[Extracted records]
⁂
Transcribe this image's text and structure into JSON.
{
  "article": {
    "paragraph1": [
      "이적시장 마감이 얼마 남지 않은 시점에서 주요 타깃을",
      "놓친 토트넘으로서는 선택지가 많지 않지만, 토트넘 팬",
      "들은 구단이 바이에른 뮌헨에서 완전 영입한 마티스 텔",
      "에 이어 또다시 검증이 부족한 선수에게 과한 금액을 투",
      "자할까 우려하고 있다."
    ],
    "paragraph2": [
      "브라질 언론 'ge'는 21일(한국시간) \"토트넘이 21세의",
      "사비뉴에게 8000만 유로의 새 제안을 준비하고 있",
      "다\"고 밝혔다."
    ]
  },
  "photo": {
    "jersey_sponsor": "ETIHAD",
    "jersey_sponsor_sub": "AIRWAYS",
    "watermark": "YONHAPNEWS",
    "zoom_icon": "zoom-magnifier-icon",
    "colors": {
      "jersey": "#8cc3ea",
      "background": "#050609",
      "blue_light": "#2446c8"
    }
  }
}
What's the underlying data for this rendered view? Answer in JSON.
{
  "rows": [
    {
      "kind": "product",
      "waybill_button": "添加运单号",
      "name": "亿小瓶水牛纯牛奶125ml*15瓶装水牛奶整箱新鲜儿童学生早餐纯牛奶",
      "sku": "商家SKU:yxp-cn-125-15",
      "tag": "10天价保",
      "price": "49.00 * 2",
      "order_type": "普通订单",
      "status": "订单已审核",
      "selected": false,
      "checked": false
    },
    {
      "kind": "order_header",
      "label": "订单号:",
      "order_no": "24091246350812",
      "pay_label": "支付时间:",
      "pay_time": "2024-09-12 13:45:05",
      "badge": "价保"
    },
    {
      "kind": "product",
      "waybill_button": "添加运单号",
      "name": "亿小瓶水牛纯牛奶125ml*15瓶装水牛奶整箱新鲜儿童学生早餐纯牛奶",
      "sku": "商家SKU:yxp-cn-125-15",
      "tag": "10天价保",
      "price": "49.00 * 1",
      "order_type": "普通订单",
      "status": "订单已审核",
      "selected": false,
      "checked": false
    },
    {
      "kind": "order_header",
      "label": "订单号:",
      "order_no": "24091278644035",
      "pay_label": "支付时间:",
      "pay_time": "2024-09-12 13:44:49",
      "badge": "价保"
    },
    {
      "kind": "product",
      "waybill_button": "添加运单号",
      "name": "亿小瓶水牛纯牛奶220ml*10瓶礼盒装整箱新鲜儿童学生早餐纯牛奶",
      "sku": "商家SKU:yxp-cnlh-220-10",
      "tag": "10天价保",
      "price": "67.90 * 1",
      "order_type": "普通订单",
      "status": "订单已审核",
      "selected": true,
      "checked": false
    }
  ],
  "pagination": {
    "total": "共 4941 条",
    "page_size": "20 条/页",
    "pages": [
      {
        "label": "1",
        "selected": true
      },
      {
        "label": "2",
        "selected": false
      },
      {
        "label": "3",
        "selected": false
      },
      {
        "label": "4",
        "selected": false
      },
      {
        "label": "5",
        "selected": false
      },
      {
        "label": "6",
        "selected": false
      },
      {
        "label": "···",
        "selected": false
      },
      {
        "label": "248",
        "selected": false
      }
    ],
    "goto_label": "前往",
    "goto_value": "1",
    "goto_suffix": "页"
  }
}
⁂
### Work to complete
Exactly reproduce the material above.

### The reply
Transcribe this image's text and structure into JSON.
{
  "article": {
    "paragraph1": [
      "이적시장 마감이 얼마 남지 않은 시점에서 주요 타깃을",
      "놓친 토트넘으로서는 선택지가 많지 않지만, 토트넘 팬",
      "들은 구단이 바이에른 뮌헨에서 완전 영입한 마티스 텔",
      "에 이어 또다시 검증이 부족한 선수에게 과한 금액을 투",
      "자할까 우려하고 있다."
    ],
    "paragraph2": [
      "브라질 언론 'ge'는 21일(한국시간) \"토트넘이 21세의",
      "사비뉴에게 8000만 유로의 새 제안을 준비하고 있",
      "다\"고 밝혔다."
    ]
  },
  "photo": {
    "jersey_sponsor": "ETIHAD",
    "jersey_sponsor_sub": "AIRWAYS",
    "watermark": "YONHAPNEWS",
    "zoom_icon": "zoom-magnifier-icon",
    "colors": {
      "jersey": "#8cc3ea",
      "background": "#050609",
      "blue_light": "#2446c8"
    }
  }
}
What's the underlying data for this rendered view? Answer in JSON.
{
  "rows": [
    {
      "kind": "product",
      "waybill_button": "添加运单号",
      "name": "亿小瓶水牛纯牛奶125ml*15瓶装水牛奶整箱新鲜儿童学生早餐纯牛奶",
      "sku": "商家SKU:yxp-cn-125-15",
      "tag": "10天价保",
      "price": "49.00 * 2",
      "order_type": "普通订单",
      "status": "订单已审核",
      "selected": false,
      "checked": false
    },
    {
      "kind": "order_header",
      "label": "订单号:",
      "order_no": "24091246350812",
      "pay_label": "支付时间:",
      "pay_time": "2024-09-12 13:45:05",
      "badge": "价保"
    },
    {
      "kind": "product",
      "waybill_button": "添加运单号",
      "name": "亿小瓶水牛纯牛奶125ml*15瓶装水牛奶整箱新鲜儿童学生早餐纯牛奶",
      "sku": "商家SKU:yxp-cn-125-15",
      "tag": "10天价保",
      "price": "49.00 * 1",
      "order_type": "普通订单",
      "status": "订单已审核",
      "selected": false,
      "checked": false
    },
    {
      "kind": "order_header",
      "label": "订单号:",
      "order_no": "24091278644035",
      "pay_label": "支付时间:",
      "pay_time": "2024-09-12 13:44:49",
      "badge": "价保"
    },
    {
      "kind": "product",
      "waybill_button": "添加运单号",
      "name": "亿小瓶水牛纯牛奶220ml*10瓶礼盒装整箱新鲜儿童学生早餐纯牛奶",
      "sku": "商家SKU:yxp-cnlh-220-10",
      "tag": "10天价保",
      "price": "67.90 * 1",
      "order_type": "普通订单",
      "status": "订单已审核",
      "selected": true,
      "checked": false
    }
  ],
  "pagination": {
    "total": "共 4941 条",
    "page_size": "20 条/页",
    "pages": [
      {
        "label": "1",
        "selected": true
      },
      {
        "label": "2",
        "selected": false
      },
      {
        "label": "3",
        "selected": false
      },
      {
        "label": "4",
        "selected": false
      },
      {
        "label": "5",
        "selected": false
      },
      {
        "label": "6",
        "selected": false
      },
      {
        "label": "···",
        "selected": false
      },
      {
        "label": "248",
        "selected": false
      }
    ],
    "goto_label": "前往",
    "goto_value": "1",
    "goto_suffix": "页"
  }
}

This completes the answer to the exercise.